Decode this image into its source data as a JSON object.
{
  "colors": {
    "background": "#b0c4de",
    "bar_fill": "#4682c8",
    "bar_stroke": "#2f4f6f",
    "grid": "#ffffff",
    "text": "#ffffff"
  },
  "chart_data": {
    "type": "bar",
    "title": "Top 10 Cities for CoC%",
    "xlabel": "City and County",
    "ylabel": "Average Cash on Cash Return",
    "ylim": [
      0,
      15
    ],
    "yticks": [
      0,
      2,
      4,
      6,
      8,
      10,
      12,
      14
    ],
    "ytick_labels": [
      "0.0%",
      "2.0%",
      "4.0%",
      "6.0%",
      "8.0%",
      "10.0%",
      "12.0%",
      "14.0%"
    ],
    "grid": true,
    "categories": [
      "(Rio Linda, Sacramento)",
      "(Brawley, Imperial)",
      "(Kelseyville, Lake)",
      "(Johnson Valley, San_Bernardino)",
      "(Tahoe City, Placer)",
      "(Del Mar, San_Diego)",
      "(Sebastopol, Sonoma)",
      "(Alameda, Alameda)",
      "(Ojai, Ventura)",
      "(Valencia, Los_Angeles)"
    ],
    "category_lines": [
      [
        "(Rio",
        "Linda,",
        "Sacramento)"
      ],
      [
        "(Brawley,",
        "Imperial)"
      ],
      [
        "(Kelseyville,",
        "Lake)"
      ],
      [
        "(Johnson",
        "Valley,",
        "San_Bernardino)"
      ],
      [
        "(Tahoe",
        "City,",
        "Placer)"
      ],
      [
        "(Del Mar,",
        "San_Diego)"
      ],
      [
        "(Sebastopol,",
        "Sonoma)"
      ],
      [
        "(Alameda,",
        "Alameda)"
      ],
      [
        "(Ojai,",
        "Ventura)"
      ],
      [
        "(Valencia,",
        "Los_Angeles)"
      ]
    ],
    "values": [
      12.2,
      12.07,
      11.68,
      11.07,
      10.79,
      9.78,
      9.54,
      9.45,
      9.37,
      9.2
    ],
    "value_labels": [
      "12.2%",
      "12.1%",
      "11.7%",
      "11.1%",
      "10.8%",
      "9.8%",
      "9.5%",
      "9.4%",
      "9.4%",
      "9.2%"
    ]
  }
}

§

**Exercise requirements:** Output the full listing without altering anything.

**Output:**
Decode this image into its source data as a JSON object.
{
  "colors": {
    "background": "#b0c4de",
    "bar_fill": "#4682c8",
    "bar_stroke": "#2f4f6f",
    "grid": "#ffffff",
    "text": "#ffffff"
  },
  "chart_data": {
    "type": "bar",
    "title": "Top 10 Cities for CoC%",
    "xlabel": "City and County",
    "ylabel": "Average Cash on Cash Return",
    "ylim": [
      0,
      15
    ],
    "yticks": [
      0,
      2,
      4,
      6,
      8,
      10,
      12,
      14
    ],
    "ytick_labels": [
      "0.0%",
      "2.0%",
      "4.0%",
      "6.0%",
      "8.0%",
      "10.0%",
      "12.0%",
      "14.0%"
    ],
    "grid": true,
    "categories": [
      "(Rio Linda, Sacramento)",
      "(Brawley, Imperial)",
      "(Kelseyville, Lake)",
      "(Johnson Valley, San_Bernardino)",
      "(Tahoe City, Placer)",
      "(Del Mar, San_Diego)",
      "(Sebastopol, Sonoma)",
      "(Alameda, Alameda)",
      "(Ojai, Ventura)",
      "(Valencia, Los_Angeles)"
    ],
    "category_lines": [
      [
        "(Rio",
        "Linda,",
        "Sacramento)"
      ],
      [
        "(Brawley,",
        "Imperial)"
      ],
      [
        "(Kelseyville,",
        "Lake)"
      ],
      [
        "(Johnson",
        "Valley,",
        "San_Bernardino)"
      ],
      [
        "(Tahoe",
        "City,",
        "Placer)"
      ],
      [
        "(Del Mar,",
        "San_Diego)"
      ],
      [
        "(Sebastopol,",
        "Sonoma)"
      ],
      [
        "(Alameda,",
        "Alameda)"
      ],
      [
        "(Ojai,",
        "Ventura)"
      ],
      [
        "(Valencia,",
        "Los_Angeles)"
      ]
    ],
    "values": [
      12.2,
      12.07,
      11.68,
      11.07,
      10.79,
      9.78,
      9.54,
      9.45,
      9.37,
      9.2
    ],
    "value_labels": [
      "12.2%",
      "12.1%",
      "11.7%",
      "11.1%",
      "10.8%",
      "9.8%",
      "9.5%",
      "9.4%",
      "9.4%",
      "9.2%"
    ]
  }
}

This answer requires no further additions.